### [Extracted information]
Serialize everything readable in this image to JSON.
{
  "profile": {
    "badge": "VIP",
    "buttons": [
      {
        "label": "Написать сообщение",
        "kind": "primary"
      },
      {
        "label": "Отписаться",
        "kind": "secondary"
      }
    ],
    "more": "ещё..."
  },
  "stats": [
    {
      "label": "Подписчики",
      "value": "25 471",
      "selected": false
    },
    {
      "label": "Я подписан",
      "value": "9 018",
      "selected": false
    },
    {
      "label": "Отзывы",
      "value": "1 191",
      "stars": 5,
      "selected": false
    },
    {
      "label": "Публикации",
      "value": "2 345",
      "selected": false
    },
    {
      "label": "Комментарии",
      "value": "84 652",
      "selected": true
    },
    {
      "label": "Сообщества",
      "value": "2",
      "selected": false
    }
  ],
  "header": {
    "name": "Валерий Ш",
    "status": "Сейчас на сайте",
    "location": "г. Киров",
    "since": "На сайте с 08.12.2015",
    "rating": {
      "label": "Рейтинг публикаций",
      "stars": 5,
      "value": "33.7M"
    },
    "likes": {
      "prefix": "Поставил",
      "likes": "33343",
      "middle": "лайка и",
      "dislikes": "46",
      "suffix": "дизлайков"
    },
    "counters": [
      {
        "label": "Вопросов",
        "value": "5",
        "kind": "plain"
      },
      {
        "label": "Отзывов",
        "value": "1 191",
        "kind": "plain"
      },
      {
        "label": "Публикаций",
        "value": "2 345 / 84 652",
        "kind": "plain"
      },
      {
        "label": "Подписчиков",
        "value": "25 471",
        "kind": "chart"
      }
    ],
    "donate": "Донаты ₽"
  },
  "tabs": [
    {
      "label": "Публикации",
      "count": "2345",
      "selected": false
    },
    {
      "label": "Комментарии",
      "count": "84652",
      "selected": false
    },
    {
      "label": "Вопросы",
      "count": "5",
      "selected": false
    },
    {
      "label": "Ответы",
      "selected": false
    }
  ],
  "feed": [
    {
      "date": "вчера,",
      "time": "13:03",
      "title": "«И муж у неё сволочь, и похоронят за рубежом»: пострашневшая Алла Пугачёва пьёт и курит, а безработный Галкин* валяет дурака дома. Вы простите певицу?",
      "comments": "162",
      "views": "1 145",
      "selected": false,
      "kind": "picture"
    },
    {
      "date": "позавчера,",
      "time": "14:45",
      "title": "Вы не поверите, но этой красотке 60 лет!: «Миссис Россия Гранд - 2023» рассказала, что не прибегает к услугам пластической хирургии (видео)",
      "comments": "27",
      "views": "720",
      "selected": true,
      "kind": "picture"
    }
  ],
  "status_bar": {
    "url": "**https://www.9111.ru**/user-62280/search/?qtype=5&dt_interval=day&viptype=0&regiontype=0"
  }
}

...

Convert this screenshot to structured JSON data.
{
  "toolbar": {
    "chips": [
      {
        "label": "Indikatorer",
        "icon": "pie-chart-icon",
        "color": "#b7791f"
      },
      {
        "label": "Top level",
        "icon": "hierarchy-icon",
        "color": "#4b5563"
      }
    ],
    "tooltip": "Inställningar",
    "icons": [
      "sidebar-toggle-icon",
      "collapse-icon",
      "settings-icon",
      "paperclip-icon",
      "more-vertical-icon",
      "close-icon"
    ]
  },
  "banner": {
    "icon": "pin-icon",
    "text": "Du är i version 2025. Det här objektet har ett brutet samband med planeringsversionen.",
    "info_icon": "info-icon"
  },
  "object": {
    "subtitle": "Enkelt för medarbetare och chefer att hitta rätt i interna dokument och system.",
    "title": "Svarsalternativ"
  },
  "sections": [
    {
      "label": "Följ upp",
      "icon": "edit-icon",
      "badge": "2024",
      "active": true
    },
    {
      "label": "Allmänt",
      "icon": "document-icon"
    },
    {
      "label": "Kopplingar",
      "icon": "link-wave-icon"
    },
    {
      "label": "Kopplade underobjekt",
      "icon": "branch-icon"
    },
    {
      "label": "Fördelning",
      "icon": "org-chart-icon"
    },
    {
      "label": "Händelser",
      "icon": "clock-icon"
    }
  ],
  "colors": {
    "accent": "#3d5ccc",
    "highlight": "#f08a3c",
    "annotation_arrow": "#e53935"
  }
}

==

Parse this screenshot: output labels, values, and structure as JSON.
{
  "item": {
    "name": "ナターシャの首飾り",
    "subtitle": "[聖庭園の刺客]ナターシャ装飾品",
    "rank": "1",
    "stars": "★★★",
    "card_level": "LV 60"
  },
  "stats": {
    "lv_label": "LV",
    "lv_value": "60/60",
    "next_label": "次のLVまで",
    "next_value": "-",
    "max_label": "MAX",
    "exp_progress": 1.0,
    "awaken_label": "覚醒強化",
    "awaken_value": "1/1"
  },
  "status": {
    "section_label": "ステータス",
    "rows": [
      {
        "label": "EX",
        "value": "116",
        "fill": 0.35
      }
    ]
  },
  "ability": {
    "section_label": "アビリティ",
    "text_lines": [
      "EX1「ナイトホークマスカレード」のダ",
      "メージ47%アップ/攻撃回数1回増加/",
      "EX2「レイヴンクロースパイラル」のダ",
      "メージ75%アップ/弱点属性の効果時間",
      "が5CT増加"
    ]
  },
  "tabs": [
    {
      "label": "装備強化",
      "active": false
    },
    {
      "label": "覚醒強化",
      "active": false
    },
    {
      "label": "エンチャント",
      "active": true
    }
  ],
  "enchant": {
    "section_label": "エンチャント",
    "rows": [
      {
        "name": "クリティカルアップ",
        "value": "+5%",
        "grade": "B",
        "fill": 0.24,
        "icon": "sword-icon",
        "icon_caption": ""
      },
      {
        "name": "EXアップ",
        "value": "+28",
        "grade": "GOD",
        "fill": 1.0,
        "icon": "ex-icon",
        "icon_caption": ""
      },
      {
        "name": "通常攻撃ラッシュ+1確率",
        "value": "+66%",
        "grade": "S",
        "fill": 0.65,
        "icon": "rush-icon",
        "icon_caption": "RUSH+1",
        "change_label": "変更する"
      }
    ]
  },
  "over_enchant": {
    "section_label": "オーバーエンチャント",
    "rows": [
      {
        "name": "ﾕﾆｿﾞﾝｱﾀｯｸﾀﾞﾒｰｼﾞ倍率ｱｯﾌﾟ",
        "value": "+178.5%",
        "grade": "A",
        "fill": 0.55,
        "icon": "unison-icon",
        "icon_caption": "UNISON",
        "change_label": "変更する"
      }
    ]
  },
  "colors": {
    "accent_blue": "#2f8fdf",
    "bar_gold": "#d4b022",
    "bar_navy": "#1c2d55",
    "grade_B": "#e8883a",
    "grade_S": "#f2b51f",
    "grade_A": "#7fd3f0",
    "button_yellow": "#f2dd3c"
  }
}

### [Request]
Among the lines above, determine how many hold the word "subtitle"; report the figure alone.

### [Written solution]
2